▶ [Task] Copy each line that holds "Fairness".

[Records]
[BEGIN]

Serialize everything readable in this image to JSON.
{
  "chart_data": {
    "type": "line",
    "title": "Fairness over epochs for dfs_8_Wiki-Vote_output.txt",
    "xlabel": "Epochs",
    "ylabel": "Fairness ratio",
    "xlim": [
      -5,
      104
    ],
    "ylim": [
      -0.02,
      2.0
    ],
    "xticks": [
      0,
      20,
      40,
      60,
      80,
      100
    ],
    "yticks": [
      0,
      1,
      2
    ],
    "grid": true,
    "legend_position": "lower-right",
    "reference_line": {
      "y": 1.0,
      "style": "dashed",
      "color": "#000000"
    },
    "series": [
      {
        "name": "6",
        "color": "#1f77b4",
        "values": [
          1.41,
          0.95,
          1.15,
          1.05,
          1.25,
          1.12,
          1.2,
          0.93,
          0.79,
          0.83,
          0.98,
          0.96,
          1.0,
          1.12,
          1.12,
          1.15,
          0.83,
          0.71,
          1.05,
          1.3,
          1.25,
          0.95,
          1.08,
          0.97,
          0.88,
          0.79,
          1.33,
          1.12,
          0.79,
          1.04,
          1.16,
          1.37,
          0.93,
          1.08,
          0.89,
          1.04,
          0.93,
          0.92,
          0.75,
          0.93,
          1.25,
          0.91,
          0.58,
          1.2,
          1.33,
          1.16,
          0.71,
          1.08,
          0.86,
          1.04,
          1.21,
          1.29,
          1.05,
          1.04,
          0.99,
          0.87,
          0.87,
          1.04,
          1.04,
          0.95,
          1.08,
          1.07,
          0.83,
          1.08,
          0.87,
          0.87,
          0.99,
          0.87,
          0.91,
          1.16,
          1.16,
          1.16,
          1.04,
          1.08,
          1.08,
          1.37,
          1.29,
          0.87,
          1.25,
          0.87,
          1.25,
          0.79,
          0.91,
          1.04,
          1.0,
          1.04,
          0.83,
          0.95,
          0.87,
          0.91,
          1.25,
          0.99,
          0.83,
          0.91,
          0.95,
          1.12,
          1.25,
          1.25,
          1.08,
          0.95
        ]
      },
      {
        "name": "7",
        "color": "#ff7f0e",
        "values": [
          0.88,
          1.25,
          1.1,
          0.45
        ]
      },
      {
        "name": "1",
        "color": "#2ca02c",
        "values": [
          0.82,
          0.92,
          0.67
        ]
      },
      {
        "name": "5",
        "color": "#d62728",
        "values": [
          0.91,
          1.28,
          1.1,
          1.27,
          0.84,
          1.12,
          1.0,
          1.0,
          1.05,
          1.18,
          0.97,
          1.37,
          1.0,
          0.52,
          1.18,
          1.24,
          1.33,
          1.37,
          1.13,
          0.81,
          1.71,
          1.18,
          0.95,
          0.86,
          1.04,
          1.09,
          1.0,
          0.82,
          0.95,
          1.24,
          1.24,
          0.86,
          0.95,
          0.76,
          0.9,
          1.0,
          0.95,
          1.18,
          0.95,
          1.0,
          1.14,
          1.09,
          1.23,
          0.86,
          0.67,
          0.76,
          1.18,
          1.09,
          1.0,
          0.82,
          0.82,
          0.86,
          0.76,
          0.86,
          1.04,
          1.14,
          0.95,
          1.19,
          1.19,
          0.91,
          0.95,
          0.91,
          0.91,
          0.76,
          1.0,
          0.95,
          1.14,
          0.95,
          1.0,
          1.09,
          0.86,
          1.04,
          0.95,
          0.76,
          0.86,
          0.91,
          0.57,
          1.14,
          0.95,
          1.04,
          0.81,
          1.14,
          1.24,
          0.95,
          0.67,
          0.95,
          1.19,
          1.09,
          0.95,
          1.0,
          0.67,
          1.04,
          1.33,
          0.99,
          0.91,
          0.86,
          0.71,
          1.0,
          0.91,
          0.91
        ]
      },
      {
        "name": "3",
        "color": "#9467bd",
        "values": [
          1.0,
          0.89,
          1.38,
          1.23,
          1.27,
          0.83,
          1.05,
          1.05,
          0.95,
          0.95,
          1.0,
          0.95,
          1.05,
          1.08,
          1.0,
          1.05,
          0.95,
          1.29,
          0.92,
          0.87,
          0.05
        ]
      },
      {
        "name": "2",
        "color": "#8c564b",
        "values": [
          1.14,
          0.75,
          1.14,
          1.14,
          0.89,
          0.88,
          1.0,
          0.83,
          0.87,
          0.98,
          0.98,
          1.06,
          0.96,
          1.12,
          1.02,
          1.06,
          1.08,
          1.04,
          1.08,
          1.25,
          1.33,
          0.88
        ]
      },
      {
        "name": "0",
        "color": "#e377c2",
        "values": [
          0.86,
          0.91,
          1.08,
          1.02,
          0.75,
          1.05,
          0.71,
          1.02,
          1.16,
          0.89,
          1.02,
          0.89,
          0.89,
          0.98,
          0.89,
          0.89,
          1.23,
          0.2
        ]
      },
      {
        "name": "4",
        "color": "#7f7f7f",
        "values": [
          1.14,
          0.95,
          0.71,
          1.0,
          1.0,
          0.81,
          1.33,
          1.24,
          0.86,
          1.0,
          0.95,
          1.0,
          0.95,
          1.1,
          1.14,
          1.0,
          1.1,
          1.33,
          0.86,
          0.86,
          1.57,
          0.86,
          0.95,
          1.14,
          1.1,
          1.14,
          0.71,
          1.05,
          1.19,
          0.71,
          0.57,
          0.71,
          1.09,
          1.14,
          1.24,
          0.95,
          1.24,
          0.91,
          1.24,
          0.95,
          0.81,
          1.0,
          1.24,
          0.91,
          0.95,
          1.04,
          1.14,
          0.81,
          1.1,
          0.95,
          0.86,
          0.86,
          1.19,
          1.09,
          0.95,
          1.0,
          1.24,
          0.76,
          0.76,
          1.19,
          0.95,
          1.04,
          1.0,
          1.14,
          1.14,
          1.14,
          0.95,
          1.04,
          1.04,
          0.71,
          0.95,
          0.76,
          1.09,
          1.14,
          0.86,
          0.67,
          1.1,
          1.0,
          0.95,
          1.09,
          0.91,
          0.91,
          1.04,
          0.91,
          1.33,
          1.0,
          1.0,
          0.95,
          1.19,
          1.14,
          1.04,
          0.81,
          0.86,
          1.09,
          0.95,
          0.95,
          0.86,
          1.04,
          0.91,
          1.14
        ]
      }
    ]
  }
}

[END]

▶ [Response]
    "title": "Fairness over epochs for dfs_8_Wiki-Vote_output.txt",
    "ylabel": "Fairness ratio",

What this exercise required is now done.